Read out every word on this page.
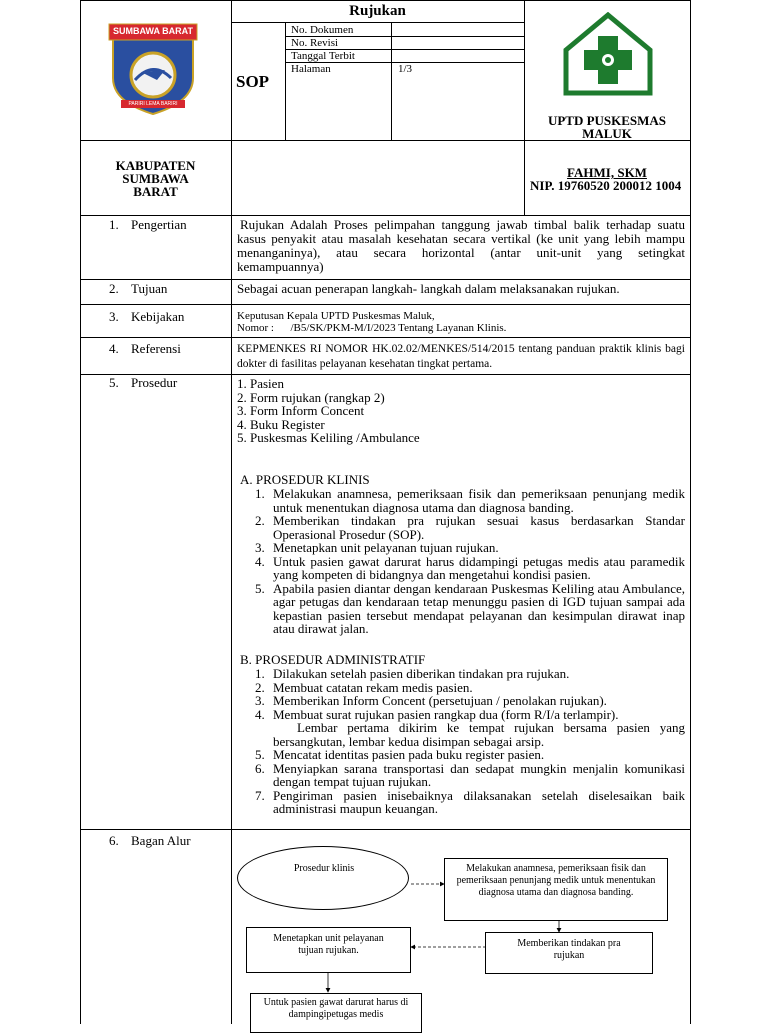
SUMBAWA BARAT
PARIRI LEMA BARIRI
Rujukan
SOP
No. Dokumen
No. Revisi
Tanggal Terbit
Halaman	1/3
UPTD PUSKESMAS
MALUK
KABUPATEN
SUMBAWA
BARAT
FAHMI, SKM
NIP. 19760520 200012 1004
1. Pengertian	Rujukan Adalah Proses pelimpahan tanggung jawab timbal balik terhadap suatu kasus penyakit atau masalah kesehatan secara vertikal (ke unit yang lebih mampu menanganinya), atau secara horizontal (antar unit-unit yang setingkat kemampuannya)
2. Tujuan	Sebagai acuan penerapan langkah- langkah dalam melaksanakan rujukan.
3. Kebijakan	Keputusan Kepala UPTD Puskesmas Maluk,
Nomor :      /B5/SK/PKM-M/I/2023 Tentang Layanan Klinis.
4. Referensi	KEPMENKES RI NOMOR HK.02.02/MENKES/514/2015 tentang panduan praktik klinis bagi dokter di fasilitas pelayanan kesehatan tingkat pertama.
5. Prosedur	1. Pasien
2. Form rujukan (rangkap 2)
3. Form Inform Concent
4. Buku Register
5. Puskesmas Keliling /Ambulance
A. PROSEDUR KLINIS
1. Melakukan anamnesa, pemeriksaan fisik dan pemeriksaan penunjang medik untuk menentukan diagnosa utama dan diagnosa banding.
2. Memberikan tindakan pra rujukan sesuai kasus berdasarkan Standar Operasional Prosedur (SOP).
3. Menetapkan unit pelayanan tujuan rujukan.
4. Untuk pasien gawat darurat harus didampingi petugas medis atau paramedik yang kompeten di bidangnya dan mengetahui kondisi pasien.
5. Apabila pasien diantar dengan kendaraan Puskesmas Keliling atau Ambulance, agar petugas dan kendaraan tetap menunggu pasien di IGD tujuan sampai ada kepastian pasien tersebut mendapat pelayanan dan kesimpulan dirawat inap atau dirawat jalan.
B. PROSEDUR ADMINISTRATIF
1. Dilakukan setelah pasien diberikan tindakan pra rujukan.
2. Membuat catatan rekam medis pasien.
3. Memberikan Inform Concent (persetujuan / penolakan rujukan).
4. Membuat surat rujukan pasien rangkap dua (form R/I/a terlampir).
Lembar pertama dikirim ke tempat rujukan bersama pasien yang bersangkutan, lembar kedua disimpan sebagai arsip.
5. Mencatat identitas pasien pada buku register pasien.
6. Menyiapkan sarana transportasi dan sedapat mungkin menjalin komunikasi dengan tempat tujuan rujukan.
7. Pengiriman pasien inisebaiknya dilaksanakan setelah diselesaikan baik administrasi maupun keuangan.
6. Bagan Alur
Prosedur klinis	Melakukan anamnesa, pemeriksaan fisik dan pemeriksaan penunjang medik untuk menentukan diagnosa utama dan diagnosa banding.
Memberikan tindakan pra rujukan
Menetapkan unit pelayanan tujuan rujukan.
Untuk pasien gawat darurat harus di dampingipetugas medis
------------------------------------------------------------
In the entries above, some lines may contain the string "unit"; report how many, without additional comment.

* Worked answer *
3